◆ What the exercise asks ◆
Find how many lines hold the word "critical". Give only the number.

◆ Data excerpts ◆
**********

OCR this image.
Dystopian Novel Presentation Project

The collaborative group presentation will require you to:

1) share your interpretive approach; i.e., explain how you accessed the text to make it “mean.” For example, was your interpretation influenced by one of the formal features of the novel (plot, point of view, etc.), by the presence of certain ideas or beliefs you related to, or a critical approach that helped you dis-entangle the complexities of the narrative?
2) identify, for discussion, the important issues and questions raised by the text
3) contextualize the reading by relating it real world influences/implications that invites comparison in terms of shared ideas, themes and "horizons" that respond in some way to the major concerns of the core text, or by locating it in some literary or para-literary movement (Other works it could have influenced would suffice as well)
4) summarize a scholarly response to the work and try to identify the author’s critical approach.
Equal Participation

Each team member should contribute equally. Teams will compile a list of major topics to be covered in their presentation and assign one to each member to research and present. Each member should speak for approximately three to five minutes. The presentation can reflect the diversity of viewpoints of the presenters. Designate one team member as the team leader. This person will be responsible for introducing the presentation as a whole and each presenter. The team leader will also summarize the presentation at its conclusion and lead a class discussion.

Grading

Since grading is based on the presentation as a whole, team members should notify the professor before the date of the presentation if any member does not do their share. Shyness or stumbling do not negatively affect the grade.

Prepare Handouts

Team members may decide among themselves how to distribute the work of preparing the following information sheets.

**********

◆ Exercise output ◆
2